> **Records**:

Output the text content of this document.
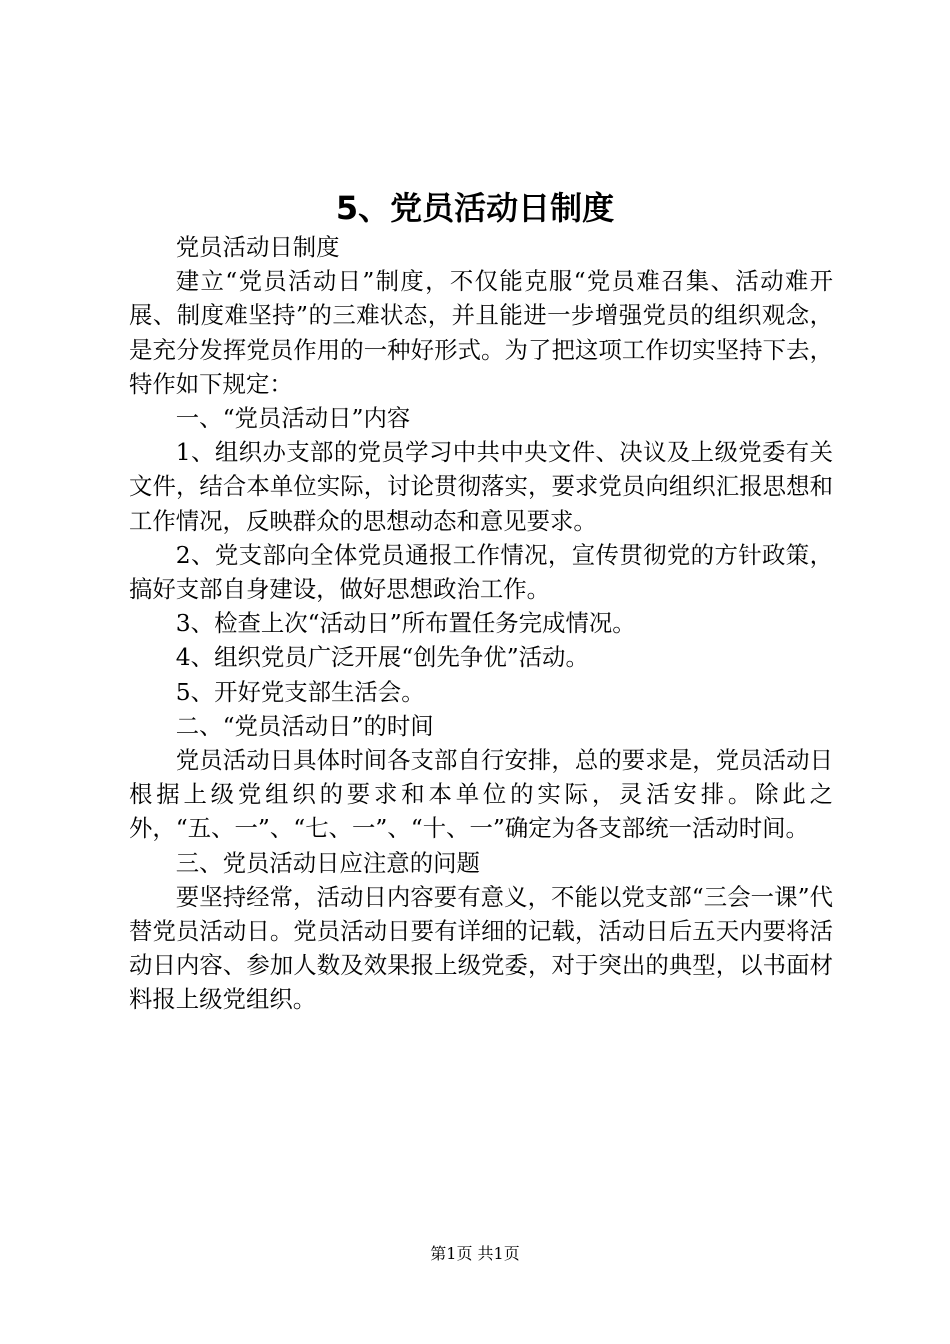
5、党员活动日制度

党员活动日制度

建立“党员活动日”制度，不仅能克服“党员难召集、活动难开展、制度难坚持”的三难状态，并且能进一步增强党员的组织观念，是充分发挥党员作用的一种好形式。为了把这项工作切实坚持下去，特作如下规定：

一、“党员活动日”内容

1、组织办支部的党员学习中共中央文件、决议及上级党委有关文件，结合本单位实际，讨论贯彻落实，要求党员向组织汇报思想和工作情况，反映群众的思想动态和意见要求。

2、党支部向全体党员通报工作情况，宣传贯彻党的方针政策，搞好支部自身建设，做好思想政治工作。

3、检查上次“活动日”所布置任务完成情况。

4、组织党员广泛开展“创先争优”活动。

5、开好党支部生活会。

二、“党员活动日”的时间

党员活动日具体时间各支部自行安排，总的要求是，党员活动日根据上级党组织的要求和本单位的实际，灵活安排。除此之外，“五、一”、“七、一”、“十、一”确定为各支部统一活动时间。

三、党员活动日应注意的问题

要坚持经常，活动日内容要有意义，不能以党支部“三会一课”代替党员活动日。党员活动日要有详细的记载，活动日后五天内要将活动日内容、参加人数及效果报上级党委，对于突出的典型，以书面材料报上级党组织。

第1页 共1页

> **WHAT YOU HAVE TO DO**:
Leave the images out and output the remaining material exactly as it stands.

> **ANSWER IN FULL**:
Output the text content of this document.
5、党员活动日制度

党员活动日制度

建立“党员活动日”制度，不仅能克服“党员难召集、活动难开展、制度难坚持”的三难状态，并且能进一步增强党员的组织观念，是充分发挥党员作用的一种好形式。为了把这项工作切实坚持下去，特作如下规定：

一、“党员活动日”内容

1、组织办支部的党员学习中共中央文件、决议及上级党委有关文件，结合本单位实际，讨论贯彻落实，要求党员向组织汇报思想和工作情况，反映群众的思想动态和意见要求。

2、党支部向全体党员通报工作情况，宣传贯彻党的方针政策，搞好支部自身建设，做好思想政治工作。

3、检查上次“活动日”所布置任务完成情况。

4、组织党员广泛开展“创先争优”活动。

5、开好党支部生活会。

二、“党员活动日”的时间

党员活动日具体时间各支部自行安排，总的要求是，党员活动日根据上级党组织的要求和本单位的实际，灵活安排。除此之外，“五、一”、“七、一”、“十、一”确定为各支部统一活动时间。

三、党员活动日应注意的问题

要坚持经常，活动日内容要有意义，不能以党支部“三会一课”代替党员活动日。党员活动日要有详细的记载，活动日后五天内要将活动日内容、参加人数及效果报上级党委，对于突出的典型，以书面材料报上级党组织。

第1页 共1页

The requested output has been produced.